# Start of Task data

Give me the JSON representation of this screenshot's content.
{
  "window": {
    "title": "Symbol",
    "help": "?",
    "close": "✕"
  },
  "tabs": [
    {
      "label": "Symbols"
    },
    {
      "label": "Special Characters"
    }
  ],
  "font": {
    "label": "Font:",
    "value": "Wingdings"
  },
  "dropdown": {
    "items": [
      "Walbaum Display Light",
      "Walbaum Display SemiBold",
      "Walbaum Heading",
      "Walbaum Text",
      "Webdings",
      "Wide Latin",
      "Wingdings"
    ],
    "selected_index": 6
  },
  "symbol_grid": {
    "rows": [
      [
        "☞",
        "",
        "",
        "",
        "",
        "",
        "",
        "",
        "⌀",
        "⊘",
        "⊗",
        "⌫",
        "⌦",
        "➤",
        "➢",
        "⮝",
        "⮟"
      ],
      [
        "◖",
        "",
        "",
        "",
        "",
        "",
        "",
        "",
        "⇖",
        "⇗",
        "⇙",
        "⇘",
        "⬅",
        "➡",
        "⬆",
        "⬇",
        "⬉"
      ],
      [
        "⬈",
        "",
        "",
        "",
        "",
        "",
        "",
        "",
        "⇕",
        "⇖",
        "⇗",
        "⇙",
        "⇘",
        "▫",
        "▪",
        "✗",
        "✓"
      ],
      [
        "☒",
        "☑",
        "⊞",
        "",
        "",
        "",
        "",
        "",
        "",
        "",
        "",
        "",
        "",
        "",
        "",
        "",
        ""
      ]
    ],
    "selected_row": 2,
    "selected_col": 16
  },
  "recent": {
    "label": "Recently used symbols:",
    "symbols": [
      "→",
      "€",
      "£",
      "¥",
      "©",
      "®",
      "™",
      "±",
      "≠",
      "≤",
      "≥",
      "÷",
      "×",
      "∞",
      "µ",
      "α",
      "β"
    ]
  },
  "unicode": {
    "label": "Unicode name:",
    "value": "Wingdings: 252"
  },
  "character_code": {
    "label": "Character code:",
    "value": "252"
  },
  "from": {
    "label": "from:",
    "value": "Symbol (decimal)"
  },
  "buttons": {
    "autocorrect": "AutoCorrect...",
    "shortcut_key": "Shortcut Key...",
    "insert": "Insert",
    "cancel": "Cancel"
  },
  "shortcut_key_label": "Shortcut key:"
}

# End of Task data
# Start of Task data

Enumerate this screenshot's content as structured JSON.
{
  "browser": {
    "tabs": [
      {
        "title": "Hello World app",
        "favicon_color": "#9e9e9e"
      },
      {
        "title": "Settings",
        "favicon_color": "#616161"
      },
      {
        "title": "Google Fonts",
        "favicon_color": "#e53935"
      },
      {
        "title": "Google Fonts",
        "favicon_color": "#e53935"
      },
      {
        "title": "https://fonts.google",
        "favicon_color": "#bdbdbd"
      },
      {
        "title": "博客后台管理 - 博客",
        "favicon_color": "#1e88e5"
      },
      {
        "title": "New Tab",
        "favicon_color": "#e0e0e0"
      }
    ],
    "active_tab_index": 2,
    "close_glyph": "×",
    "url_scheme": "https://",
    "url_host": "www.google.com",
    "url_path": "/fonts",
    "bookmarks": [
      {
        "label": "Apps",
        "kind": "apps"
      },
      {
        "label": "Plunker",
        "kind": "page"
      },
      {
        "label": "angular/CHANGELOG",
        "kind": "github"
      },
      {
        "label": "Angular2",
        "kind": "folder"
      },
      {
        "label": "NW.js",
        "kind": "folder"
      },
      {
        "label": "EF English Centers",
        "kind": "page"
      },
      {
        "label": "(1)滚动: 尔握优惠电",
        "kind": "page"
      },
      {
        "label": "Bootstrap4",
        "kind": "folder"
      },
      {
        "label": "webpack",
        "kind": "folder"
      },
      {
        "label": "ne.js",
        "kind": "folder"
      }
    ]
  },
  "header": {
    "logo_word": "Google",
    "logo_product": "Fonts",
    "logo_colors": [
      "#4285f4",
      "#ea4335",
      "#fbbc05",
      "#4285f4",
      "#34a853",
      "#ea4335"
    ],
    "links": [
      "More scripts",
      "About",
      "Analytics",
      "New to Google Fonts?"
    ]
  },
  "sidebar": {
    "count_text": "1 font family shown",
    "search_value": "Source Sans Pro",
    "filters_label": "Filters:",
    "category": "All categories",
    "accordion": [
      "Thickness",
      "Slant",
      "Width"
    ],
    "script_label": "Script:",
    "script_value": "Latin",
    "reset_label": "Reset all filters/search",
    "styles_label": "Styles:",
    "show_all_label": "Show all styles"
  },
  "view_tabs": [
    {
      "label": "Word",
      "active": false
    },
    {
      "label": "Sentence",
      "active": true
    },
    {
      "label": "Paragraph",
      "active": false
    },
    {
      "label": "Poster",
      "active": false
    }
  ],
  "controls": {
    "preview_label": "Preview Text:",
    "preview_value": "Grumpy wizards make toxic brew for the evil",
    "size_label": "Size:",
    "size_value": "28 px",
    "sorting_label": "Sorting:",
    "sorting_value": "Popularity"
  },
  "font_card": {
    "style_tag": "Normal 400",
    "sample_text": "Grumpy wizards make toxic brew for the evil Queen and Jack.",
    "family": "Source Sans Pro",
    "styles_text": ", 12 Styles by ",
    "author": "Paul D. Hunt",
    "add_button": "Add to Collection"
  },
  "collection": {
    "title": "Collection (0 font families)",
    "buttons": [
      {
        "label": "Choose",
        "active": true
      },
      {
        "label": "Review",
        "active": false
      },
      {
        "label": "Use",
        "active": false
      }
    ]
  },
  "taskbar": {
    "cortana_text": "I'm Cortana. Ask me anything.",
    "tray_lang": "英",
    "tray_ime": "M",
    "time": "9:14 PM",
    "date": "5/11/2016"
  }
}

# End of Task data

What is needed —
Extract all lines that hold the word "Walbaum".

Task solution —
      "Walbaum Display Light",
      "Walbaum Display SemiBold",
      "Walbaum Heading",
      "Walbaum Text",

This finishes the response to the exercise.